What you are asked to do. Transcribe all the entries word for word, omitting any pictures they contain.

# # # # #

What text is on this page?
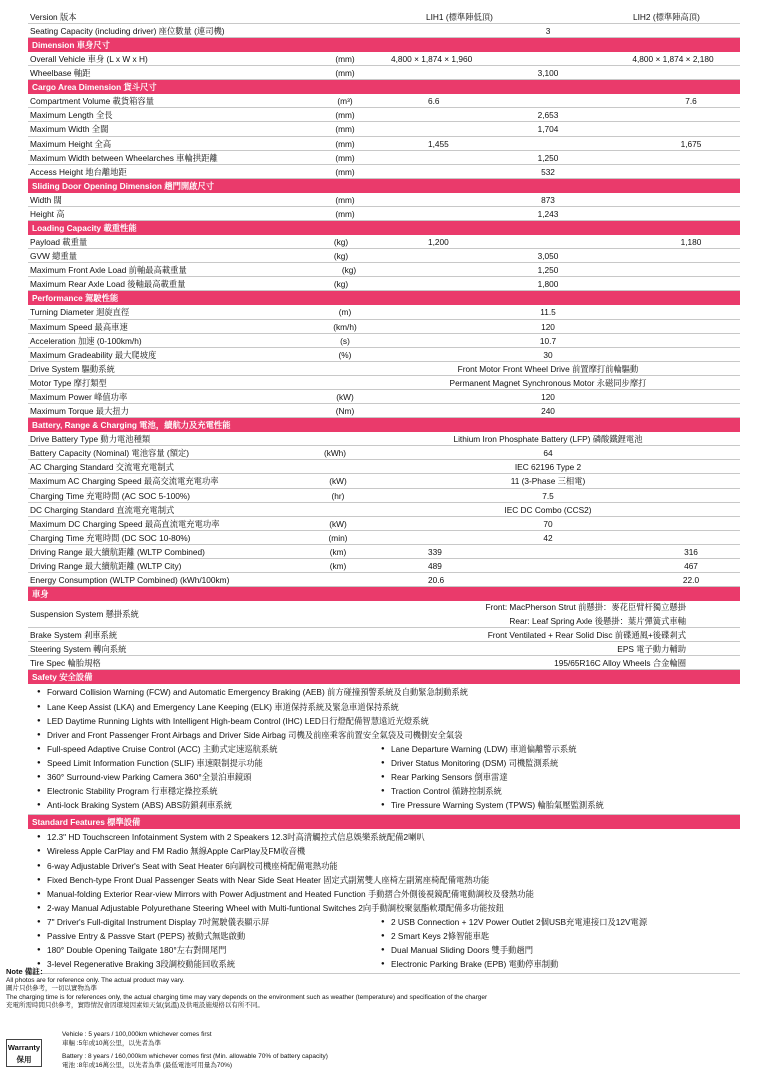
Version 版本	LIH1 (標準陣低頂)	LIH2 (標準陣高頂)
Seating Capacity (including driver) 座位數量 (連司機)	3
Dimension 車身尺寸
Overall Vehicle 車身 (L x W x H)	(mm)	4,800 × 1,874 × 1,960	4,800 × 1,874 × 2,180
Wheelbase 軸距	(mm)	3,100
Cargo Area Dimension 貨斗尺寸
Compartment Volume 載貨箱容量	(m³)	6.6	7.6
Maximum Length 全長	(mm)	2,653
Maximum Width 全闊	(mm)	1,704
Maximum Height 全高	(mm)	1,455	1,675
Maximum Width between Wheelarches 車輪拱距離	(mm)	1,250
Access Height 地台離地距	(mm)	532
Sliding Door Opening Dimension 趟門開啟尺寸
Width 闊	(mm)	873
Height 高	(mm)	1,243
Loading Capacity 載重性能
Payload 載重量	(kg)	1,200	1,180
GVW 總重量	(kg)	3,050
Maximum Front Axle Load 前軸最高載重量	(kg)	1,250
Maximum Rear Axle Load 後軸最高載重量	(kg)	1,800
Performance 駕駛性能
Turning Diameter 迴旋直徑	(m)	11.5
Maximum Speed 最高車速	(km/h)	120
Acceleration 加速 (0-100km/h)	(s)	10.7
Maximum Gradeability 最大爬坡度	(%)	30
Drive System 驅動系統	Front Motor Front Wheel Drive 前置摩打前輪驅動
Motor Type 摩打類型	Permanent Magnet Synchronous Motor 永磁同步摩打
Maximum Power 峰值功率	(kW)	120
Maximum Torque 最大扭力	(Nm)	240
Battery, Range & Charging 電池，續航力及充電性能
Drive Battery Type 動力電池種類	Lithium Iron Phosphate Battery (LFP) 磷酸鐵鋰電池
Battery Capacity (Nominal) 電池容量 (額定)	(kWh)	64
AC Charging Standard 交流電充電制式	IEC 62196 Type 2
Maximum AC Charging Speed 最高交流電充電功率	(kW)	11 (3-Phase 三相電)
Charging Time 充電時間 (AC SOC 5-100%)	(hr)	7.5
DC Charging Standard 直流電充電制式	IEC DC Combo (CCS2)
Maximum DC Charging Speed 最高直流電充電功率	(kW)	70
Charging Time 充電時間 (DC SOC 10-80%)	(min)	42
Driving Range 最大續航距離 (WLTP Combined)	(km)	339	316
Driving Range 最大續航距離 (WLTP City)	(km)	489	467
Energy Consumption (WLTP Combined) (kWh/100km)	20.6	22.0
車身
Suspension System 懸掛系統
Front: MacPherson Strut 前懸掛：麥花臣臂杆獨立懸掛
Rear: Leaf Spring Axle 後懸掛：葉片彈簧式車軸
Brake System 剎車系統	Front Ventilated + Rear Solid Disc 前碟通風+後碟剎式
Steering System 轉向系統	EPS 電子動力輔助
Tire Spec 輪胎規格	195/65R16C Alloy Wheels 合金輪圈
Safety 安全設備
● Forward Collision Warning (FCW) and Automatic Emergency Braking (AEB) 前方碰撞預警系統及自動緊急制動系統
● Lane Keep Assist (LKA) and Emergency Lane Keeping (ELK) 車道保持系統及緊急車道保持系統
● LED Daytime Running Lights with Intelligent High-beam Control (IHC) LED日行燈配備智慧遠近光燈系統
● Driver and Front Passenger Front Airbags and Driver Side Airbag 司機及前座乘客前置安全氣袋及司機側安全氣袋
● Full-speed Adaptive Cruise Control (ACC) 主動式定速巡航系統	● Lane Departure Warning (LDW) 車道偏離警示系統
● Speed Limit Information Function (SLIF) 車速限制提示功能	● Driver Status Monitoring (DSM) 司機監測系統
● 360° Surround-view Parking Camera 360°全景泊車鏡頭	● Rear Parking Sensors 倒車雷達
● Electronic Stability Program 行車穩定操控系統	● Traction Control 循跡控制系統
● Anti-lock Braking System (ABS) ABS防鎖剎車系統	● Tire Pressure Warning System (TPWS) 輪胎氣壓監測系統
Standard Features 標準設備
● 12.3" HD Touchscreen Infotainment System with 2 Speakers 12.3吋高清觸控式信息娛樂系統配備2喇叭
● Wireless Apple CarPlay and FM Radio 無線Apple CarPlay及FM收音機
● 6-way Adjustable Driver's Seat with Seat Heater 6向調校司機座椅配備電熱功能
● Fixed Bench-type Front Dual Passenger Seats with Near Side Seat Heater 固定式副駕雙人座椅左副駕座椅配備電熱功能
● Manual-folding Exterior Rear-view Mirrors with Power Adjustment and Heated Function 手動摺合外側後視鏡配備電動調校及發熱功能
● 2-way Manual Adjustable Polyurethane Steering Wheel with Multi-funtional Switches 2向手動調校聚氨酯軟環配備多功能按鈕
● 7" Driver's Full-digital Instrument Display 7吋駕駛儀表顯示屏	● 2 USB Connection + 12V Power Outlet 2個USB充電連接口及12V電源
● Passive Entry & Passve Start (PEPS) 被動式無匙啟動	● 2 Smart Keys 2條智能車匙
● 180° Double Opening Tailgate 180°左右對開尾門	● Dual Manual Sliding Doors 雙手動趟門
● 3-level Regenerative Braking 3段調校動能回收系統	● Electronic Parking Brake (EPB) 電動停車制動
Note 備註：
All photos are for reference only. The actual product may vary.
圖片只供參考，一切以實物為準
The charging time is for references only, the actual charging time may vary depends on the environment such as weather (temperature) and specification of the charger
充電所需時間只供參考，實際情況會因環境因素如天氣(氣溫)及供電設施規格以有所不同。
Warranty
保用
Vehicle : 5 years / 100,000km whichever comes first
車輛 :5年或10萬公里，以先者為準
Battery : 8 years / 160,000km whichever comes first (Min. allowable 70% of battery capacity)
電池 :8年或16萬公里，以先者為準 (最低電池可用量為70%)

# # # # #

Task output.
What text is on this page?
Version 版本	LIH1 (標準陣低頂)	LIH2 (標準陣高頂)
Seating Capacity (including driver) 座位數量 (連司機)	3
Dimension 車身尺寸
Overall Vehicle 車身 (L x W x H)	(mm)	4,800 × 1,874 × 1,960	4,800 × 1,874 × 2,180
Wheelbase 軸距	(mm)	3,100
Cargo Area Dimension 貨斗尺寸
Compartment Volume 載貨箱容量	(m³)	6.6	7.6
Maximum Length 全長	(mm)	2,653
Maximum Width 全闊	(mm)	1,704
Maximum Height 全高	(mm)	1,455	1,675
Maximum Width between Wheelarches 車輪拱距離	(mm)	1,250
Access Height 地台離地距	(mm)	532
Sliding Door Opening Dimension 趟門開啟尺寸
Width 闊	(mm)	873
Height 高	(mm)	1,243
Loading Capacity 載重性能
Payload 載重量	(kg)	1,200	1,180
GVW 總重量	(kg)	3,050
Maximum Front Axle Load 前軸最高載重量	(kg)	1,250
Maximum Rear Axle Load 後軸最高載重量	(kg)	1,800
Performance 駕駛性能
Turning Diameter 迴旋直徑	(m)	11.5
Maximum Speed 最高車速	(km/h)	120
Acceleration 加速 (0-100km/h)	(s)	10.7
Maximum Gradeability 最大爬坡度	(%)	30
Drive System 驅動系統	Front Motor Front Wheel Drive 前置摩打前輪驅動
Motor Type 摩打類型	Permanent Magnet Synchronous Motor 永磁同步摩打
Maximum Power 峰值功率	(kW)	120
Maximum Torque 最大扭力	(Nm)	240
Battery, Range & Charging 電池，續航力及充電性能
Drive Battery Type 動力電池種類	Lithium Iron Phosphate Battery (LFP) 磷酸鐵鋰電池
Battery Capacity (Nominal) 電池容量 (額定)	(kWh)	64
AC Charging Standard 交流電充電制式	IEC 62196 Type 2
Maximum AC Charging Speed 最高交流電充電功率	(kW)	11 (3-Phase 三相電)
Charging Time 充電時間 (AC SOC 5-100%)	(hr)	7.5
DC Charging Standard 直流電充電制式	IEC DC Combo (CCS2)
Maximum DC Charging Speed 最高直流電充電功率	(kW)	70
Charging Time 充電時間 (DC SOC 10-80%)	(min)	42
Driving Range 最大續航距離 (WLTP Combined)	(km)	339	316
Driving Range 最大續航距離 (WLTP City)	(km)	489	467
Energy Consumption (WLTP Combined) (kWh/100km)	20.6	22.0
車身
Suspension System 懸掛系統
Front: MacPherson Strut 前懸掛：麥花臣臂杆獨立懸掛
Rear: Leaf Spring Axle 後懸掛：葉片彈簧式車軸
Brake System 剎車系統	Front Ventilated + Rear Solid Disc 前碟通風+後碟剎式
Steering System 轉向系統	EPS 電子動力輔助
Tire Spec 輪胎規格	195/65R16C Alloy Wheels 合金輪圈
Safety 安全設備
● Forward Collision Warning (FCW) and Automatic Emergency Braking (AEB) 前方碰撞預警系統及自動緊急制動系統
● Lane Keep Assist (LKA) and Emergency Lane Keeping (ELK) 車道保持系統及緊急車道保持系統
● LED Daytime Running Lights with Intelligent High-beam Control (IHC) LED日行燈配備智慧遠近光燈系統
● Driver and Front Passenger Front Airbags and Driver Side Airbag 司機及前座乘客前置安全氣袋及司機側安全氣袋
● Full-speed Adaptive Cruise Control (ACC) 主動式定速巡航系統	● Lane Departure Warning (LDW) 車道偏離警示系統
● Speed Limit Information Function (SLIF) 車速限制提示功能	● Driver Status Monitoring (DSM) 司機監測系統
● 360° Surround-view Parking Camera 360°全景泊車鏡頭	● Rear Parking Sensors 倒車雷達
● Electronic Stability Program 行車穩定操控系統	● Traction Control 循跡控制系統
● Anti-lock Braking System (ABS) ABS防鎖剎車系統	● Tire Pressure Warning System (TPWS) 輪胎氣壓監測系統
Standard Features 標準設備
● 12.3" HD Touchscreen Infotainment System with 2 Speakers 12.3吋高清觸控式信息娛樂系統配備2喇叭
● Wireless Apple CarPlay and FM Radio 無線Apple CarPlay及FM收音機
● 6-way Adjustable Driver's Seat with Seat Heater 6向調校司機座椅配備電熱功能
● Fixed Bench-type Front Dual Passenger Seats with Near Side Seat Heater 固定式副駕雙人座椅左副駕座椅配備電熱功能
● Manual-folding Exterior Rear-view Mirrors with Power Adjustment and Heated Function 手動摺合外側後視鏡配備電動調校及發熱功能
● 2-way Manual Adjustable Polyurethane Steering Wheel with Multi-funtional Switches 2向手動調校聚氨酯軟環配備多功能按鈕
● 7" Driver's Full-digital Instrument Display 7吋駕駛儀表顯示屏	● 2 USB Connection + 12V Power Outlet 2個USB充電連接口及12V電源
● Passive Entry & Passve Start (PEPS) 被動式無匙啟動	● 2 Smart Keys 2條智能車匙
● 180° Double Opening Tailgate 180°左右對開尾門	● Dual Manual Sliding Doors 雙手動趟門
● 3-level Regenerative Braking 3段調校動能回收系統	● Electronic Parking Brake (EPB) 電動停車制動
Note 備註：
All photos are for reference only. The actual product may vary.
圖片只供參考，一切以實物為準
The charging time is for references only, the actual charging time may vary depends on the environment such as weather (temperature) and specification of the charger
充電所需時間只供參考，實際情況會因環境因素如天氣(氣溫)及供電設施規格以有所不同。
Warranty
保用
Vehicle : 5 years / 100,000km whichever comes first
車輛 :5年或10萬公里，以先者為準
Battery : 8 years / 160,000km whichever comes first (Min. allowable 70% of battery capacity)
電池 :8年或16萬公里，以先者為準 (最低電池可用量為70%)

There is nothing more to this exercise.